* [Task to carry out]
Copy out, character for character, every line of the material from the very first one through the line containing "table-row: 훈련 횟수 Train 오차 Test 오차 [715, 1130, 870, 1166]". Leave out everything after that line.

* [Extracted data]
┄┄┄┄┄┄┄┄┄┄

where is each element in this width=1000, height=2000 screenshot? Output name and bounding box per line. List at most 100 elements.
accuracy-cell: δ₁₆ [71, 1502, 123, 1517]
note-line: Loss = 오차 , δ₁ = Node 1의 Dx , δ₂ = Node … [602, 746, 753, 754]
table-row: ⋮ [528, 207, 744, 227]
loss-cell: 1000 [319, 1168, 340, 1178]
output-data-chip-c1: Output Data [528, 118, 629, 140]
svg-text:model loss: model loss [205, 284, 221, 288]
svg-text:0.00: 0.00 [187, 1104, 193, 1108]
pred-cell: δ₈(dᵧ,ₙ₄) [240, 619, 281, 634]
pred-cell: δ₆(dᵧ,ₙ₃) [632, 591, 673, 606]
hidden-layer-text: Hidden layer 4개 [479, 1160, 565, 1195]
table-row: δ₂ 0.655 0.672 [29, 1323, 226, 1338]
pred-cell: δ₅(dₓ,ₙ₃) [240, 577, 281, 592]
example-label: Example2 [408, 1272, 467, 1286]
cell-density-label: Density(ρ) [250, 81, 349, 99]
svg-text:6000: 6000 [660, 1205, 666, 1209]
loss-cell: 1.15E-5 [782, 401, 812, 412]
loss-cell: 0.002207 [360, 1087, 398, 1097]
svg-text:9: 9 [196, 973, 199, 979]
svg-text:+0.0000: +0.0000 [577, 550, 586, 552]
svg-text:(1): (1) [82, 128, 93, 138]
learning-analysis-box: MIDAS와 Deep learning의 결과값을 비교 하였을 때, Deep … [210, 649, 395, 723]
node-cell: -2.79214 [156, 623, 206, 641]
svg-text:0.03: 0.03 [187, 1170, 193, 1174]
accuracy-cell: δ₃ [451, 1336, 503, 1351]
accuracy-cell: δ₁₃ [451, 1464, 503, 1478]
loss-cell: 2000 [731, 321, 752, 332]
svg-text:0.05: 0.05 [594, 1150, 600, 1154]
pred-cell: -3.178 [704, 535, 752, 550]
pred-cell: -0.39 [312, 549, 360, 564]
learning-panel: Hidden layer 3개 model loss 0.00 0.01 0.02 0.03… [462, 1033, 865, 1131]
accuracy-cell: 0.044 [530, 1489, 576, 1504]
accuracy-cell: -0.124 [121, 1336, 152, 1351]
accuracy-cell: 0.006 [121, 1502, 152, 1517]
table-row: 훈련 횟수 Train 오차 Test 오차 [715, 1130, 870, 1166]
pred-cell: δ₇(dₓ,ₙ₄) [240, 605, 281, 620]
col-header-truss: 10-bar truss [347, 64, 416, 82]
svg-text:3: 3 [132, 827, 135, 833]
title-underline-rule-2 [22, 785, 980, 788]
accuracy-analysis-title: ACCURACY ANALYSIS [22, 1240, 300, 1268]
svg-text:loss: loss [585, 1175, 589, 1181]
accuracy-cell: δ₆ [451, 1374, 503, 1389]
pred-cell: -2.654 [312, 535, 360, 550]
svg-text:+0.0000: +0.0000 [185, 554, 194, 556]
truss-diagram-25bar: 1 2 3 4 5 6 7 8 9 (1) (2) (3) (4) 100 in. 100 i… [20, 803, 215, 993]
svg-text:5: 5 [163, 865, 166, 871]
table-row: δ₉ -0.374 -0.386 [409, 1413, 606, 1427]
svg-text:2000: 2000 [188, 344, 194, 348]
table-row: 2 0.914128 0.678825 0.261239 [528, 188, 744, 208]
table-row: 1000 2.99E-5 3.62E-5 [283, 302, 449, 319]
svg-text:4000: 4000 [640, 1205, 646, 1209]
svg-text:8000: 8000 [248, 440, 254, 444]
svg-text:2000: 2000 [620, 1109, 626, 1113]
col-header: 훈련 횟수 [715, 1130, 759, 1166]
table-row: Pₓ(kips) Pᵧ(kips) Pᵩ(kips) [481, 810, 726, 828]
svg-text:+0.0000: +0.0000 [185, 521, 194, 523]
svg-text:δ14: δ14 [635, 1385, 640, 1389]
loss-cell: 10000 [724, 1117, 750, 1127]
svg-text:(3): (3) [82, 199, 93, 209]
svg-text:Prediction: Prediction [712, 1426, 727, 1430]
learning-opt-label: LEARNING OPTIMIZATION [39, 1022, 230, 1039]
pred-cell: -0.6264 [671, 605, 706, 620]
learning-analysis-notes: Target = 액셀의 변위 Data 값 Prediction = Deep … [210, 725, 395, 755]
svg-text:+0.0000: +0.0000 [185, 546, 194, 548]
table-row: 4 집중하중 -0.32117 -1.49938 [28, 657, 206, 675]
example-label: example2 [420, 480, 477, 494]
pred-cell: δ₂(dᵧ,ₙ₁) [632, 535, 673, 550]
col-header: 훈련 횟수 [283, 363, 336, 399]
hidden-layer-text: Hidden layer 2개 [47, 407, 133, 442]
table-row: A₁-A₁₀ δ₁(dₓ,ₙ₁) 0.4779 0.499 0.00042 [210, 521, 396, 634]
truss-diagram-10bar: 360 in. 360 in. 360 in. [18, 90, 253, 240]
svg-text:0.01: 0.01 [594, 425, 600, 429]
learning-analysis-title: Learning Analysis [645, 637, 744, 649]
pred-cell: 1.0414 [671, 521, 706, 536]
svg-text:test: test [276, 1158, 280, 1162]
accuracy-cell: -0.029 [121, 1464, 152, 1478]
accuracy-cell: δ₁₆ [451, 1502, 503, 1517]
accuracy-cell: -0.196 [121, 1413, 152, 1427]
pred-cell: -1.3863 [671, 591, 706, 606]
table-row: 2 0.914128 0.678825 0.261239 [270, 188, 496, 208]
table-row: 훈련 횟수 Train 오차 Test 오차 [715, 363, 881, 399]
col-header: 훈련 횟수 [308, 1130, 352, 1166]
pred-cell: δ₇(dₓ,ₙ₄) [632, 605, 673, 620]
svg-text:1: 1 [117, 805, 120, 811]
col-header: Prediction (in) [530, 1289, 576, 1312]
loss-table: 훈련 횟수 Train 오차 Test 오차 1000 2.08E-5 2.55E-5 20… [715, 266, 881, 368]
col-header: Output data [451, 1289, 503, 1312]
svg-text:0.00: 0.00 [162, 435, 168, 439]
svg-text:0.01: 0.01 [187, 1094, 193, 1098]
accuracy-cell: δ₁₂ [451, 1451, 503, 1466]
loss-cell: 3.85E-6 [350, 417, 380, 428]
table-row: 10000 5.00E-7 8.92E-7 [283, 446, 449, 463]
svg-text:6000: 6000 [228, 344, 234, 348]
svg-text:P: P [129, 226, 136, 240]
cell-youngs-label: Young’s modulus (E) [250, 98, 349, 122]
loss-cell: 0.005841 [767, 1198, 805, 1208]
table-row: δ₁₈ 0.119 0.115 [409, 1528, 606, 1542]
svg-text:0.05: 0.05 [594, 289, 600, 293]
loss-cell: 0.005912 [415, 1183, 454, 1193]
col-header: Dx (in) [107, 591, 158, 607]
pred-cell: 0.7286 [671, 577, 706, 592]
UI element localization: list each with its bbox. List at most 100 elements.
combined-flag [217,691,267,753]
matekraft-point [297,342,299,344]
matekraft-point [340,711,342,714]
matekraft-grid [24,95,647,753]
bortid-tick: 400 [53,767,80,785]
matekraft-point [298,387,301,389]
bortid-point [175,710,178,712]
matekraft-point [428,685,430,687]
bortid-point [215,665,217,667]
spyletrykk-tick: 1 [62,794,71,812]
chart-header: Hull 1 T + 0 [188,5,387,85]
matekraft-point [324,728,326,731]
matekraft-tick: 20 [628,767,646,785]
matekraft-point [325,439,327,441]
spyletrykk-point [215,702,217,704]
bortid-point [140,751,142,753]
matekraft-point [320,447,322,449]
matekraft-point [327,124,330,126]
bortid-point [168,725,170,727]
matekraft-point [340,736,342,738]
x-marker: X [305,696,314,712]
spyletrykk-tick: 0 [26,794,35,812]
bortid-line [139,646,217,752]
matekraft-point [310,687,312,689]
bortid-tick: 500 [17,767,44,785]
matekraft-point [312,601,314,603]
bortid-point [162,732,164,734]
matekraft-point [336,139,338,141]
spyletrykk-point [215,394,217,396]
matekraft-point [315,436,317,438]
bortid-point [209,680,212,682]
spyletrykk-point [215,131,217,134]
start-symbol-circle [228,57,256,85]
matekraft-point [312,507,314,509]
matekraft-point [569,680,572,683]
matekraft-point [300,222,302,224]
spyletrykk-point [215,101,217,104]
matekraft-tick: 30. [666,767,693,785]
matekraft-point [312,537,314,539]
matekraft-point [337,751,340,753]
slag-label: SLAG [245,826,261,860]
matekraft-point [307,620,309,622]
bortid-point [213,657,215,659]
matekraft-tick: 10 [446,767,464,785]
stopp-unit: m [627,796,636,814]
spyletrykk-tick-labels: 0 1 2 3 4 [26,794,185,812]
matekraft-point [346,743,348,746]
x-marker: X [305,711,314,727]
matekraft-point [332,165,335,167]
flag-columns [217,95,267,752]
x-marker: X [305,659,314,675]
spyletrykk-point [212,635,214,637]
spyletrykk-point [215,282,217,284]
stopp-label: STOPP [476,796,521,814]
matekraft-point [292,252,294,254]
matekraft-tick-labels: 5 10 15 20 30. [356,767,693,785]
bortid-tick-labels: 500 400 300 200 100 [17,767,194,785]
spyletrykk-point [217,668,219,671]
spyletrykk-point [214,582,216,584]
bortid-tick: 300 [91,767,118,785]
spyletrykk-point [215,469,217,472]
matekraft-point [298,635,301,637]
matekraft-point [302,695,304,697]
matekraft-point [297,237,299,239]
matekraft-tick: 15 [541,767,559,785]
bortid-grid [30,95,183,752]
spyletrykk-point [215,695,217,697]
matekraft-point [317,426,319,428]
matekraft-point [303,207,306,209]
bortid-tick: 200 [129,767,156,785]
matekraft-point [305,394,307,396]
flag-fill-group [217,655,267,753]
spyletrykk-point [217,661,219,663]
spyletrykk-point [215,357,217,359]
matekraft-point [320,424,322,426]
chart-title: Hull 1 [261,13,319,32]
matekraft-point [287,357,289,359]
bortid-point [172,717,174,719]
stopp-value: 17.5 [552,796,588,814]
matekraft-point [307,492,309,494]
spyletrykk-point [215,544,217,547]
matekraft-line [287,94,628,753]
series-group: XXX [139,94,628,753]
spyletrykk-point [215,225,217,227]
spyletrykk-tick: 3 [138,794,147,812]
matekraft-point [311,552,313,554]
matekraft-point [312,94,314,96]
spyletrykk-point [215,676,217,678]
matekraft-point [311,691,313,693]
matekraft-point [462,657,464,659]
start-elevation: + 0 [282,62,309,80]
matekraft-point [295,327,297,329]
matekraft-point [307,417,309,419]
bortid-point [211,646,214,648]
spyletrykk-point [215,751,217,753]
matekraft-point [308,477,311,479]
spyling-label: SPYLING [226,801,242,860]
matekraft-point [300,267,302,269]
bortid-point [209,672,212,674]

┄┄┄┄┄┄┄┄┄┄

* [Written reply]
where is each element in this width=1000, height=2000 screenshot? Output name and bounding box per line. List at most 100 elements.
accuracy-cell: δ₁₆ [71, 1502, 123, 1517]
note-line: Loss = 오차 , δ₁ = Node 1의 Dx , δ₂ = Node … [602, 746, 753, 754]
table-row: ⋮ [528, 207, 744, 227]
loss-cell: 1000 [319, 1168, 340, 1178]
output-data-chip-c1: Output Data [528, 118, 629, 140]
svg-text:model loss: model loss [205, 284, 221, 288]
svg-text:0.00: 0.00 [187, 1104, 193, 1108]
pred-cell: δ₈(dᵧ,ₙ₄) [240, 619, 281, 634]
pred-cell: δ₆(dᵧ,ₙ₃) [632, 591, 673, 606]
hidden-layer-text: Hidden layer 4개 [479, 1160, 565, 1195]
table-row: δ₂ 0.655 0.672 [29, 1323, 226, 1338]
pred-cell: δ₅(dₓ,ₙ₃) [240, 577, 281, 592]
example-label: Example2 [408, 1272, 467, 1286]
cell-density-label: Density(ρ) [250, 81, 349, 99]
svg-text:6000: 6000 [660, 1205, 666, 1209]
loss-cell: 1.15E-5 [782, 401, 812, 412]
loss-cell: 0.002207 [360, 1087, 398, 1097]
svg-text:9: 9 [196, 973, 199, 979]
svg-text:+0.0000: +0.0000 [577, 550, 586, 552]
svg-text:(1): (1) [82, 128, 93, 138]
learning-analysis-box: MIDAS와 Deep learning의 결과값을 비교 하였을 때, Deep … [210, 649, 395, 723]
node-cell: -2.79214 [156, 623, 206, 641]
svg-text:0.03: 0.03 [187, 1170, 193, 1174]
accuracy-cell: δ₃ [451, 1336, 503, 1351]
accuracy-cell: δ₁₃ [451, 1464, 503, 1478]
loss-cell: 2000 [731, 321, 752, 332]
svg-text:0.05: 0.05 [594, 1150, 600, 1154]
pred-cell: -3.178 [704, 535, 752, 550]
pred-cell: -0.39 [312, 549, 360, 564]
learning-panel: Hidden layer 3개 model loss 0.00 0.01 0.02 0.03… [462, 1033, 865, 1131]
accuracy-cell: 0.044 [530, 1489, 576, 1504]
accuracy-cell: -0.124 [121, 1336, 152, 1351]
accuracy-cell: 0.006 [121, 1502, 152, 1517]
table-row: 훈련 횟수 Train 오차 Test 오차 [715, 1130, 870, 1166]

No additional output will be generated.